The request
Reproduce the listing that follows with no differences at all.

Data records

%%

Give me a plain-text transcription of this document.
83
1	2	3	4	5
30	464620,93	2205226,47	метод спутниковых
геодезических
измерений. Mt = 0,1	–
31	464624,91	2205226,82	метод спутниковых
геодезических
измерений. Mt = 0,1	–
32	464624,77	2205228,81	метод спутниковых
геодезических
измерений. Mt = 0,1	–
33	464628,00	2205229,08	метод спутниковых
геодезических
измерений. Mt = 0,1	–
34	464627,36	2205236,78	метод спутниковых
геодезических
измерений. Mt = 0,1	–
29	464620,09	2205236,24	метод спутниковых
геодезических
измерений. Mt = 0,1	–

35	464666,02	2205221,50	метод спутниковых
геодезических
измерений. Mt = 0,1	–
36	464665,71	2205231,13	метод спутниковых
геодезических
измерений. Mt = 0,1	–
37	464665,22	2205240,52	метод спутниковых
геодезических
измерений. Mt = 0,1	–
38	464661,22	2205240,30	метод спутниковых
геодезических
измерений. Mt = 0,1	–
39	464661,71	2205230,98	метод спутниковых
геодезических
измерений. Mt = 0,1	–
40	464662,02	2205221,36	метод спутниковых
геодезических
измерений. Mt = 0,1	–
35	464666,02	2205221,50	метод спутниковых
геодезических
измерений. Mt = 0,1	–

%%

Exercise response
Give me a plain-text transcription of this document.
83
1	2	3	4	5
30	464620,93	2205226,47	метод спутниковых
геодезических
измерений. Mt = 0,1	–
31	464624,91	2205226,82	метод спутниковых
геодезических
измерений. Mt = 0,1	–
32	464624,77	2205228,81	метод спутниковых
геодезических
измерений. Mt = 0,1	–
33	464628,00	2205229,08	метод спутниковых
геодезических
измерений. Mt = 0,1	–
34	464627,36	2205236,78	метод спутниковых
геодезических
измерений. Mt = 0,1	–
29	464620,09	2205236,24	метод спутниковых
геодезических
измерений. Mt = 0,1	–

35	464666,02	2205221,50	метод спутниковых
геодезических
измерений. Mt = 0,1	–
36	464665,71	2205231,13	метод спутниковых
геодезических
измерений. Mt = 0,1	–
37	464665,22	2205240,52	метод спутниковых
геодезических
измерений. Mt = 0,1	–
38	464661,22	2205240,30	метод спутниковых
геодезических
измерений. Mt = 0,1	–
39	464661,71	2205230,98	метод спутниковых
геодезических
измерений. Mt = 0,1	–
40	464662,02	2205221,36	метод спутниковых
геодезических
измерений. Mt = 0,1	–
35	464666,02	2205221,50	метод спутниковых
геодезических
измерений. Mt = 0,1	–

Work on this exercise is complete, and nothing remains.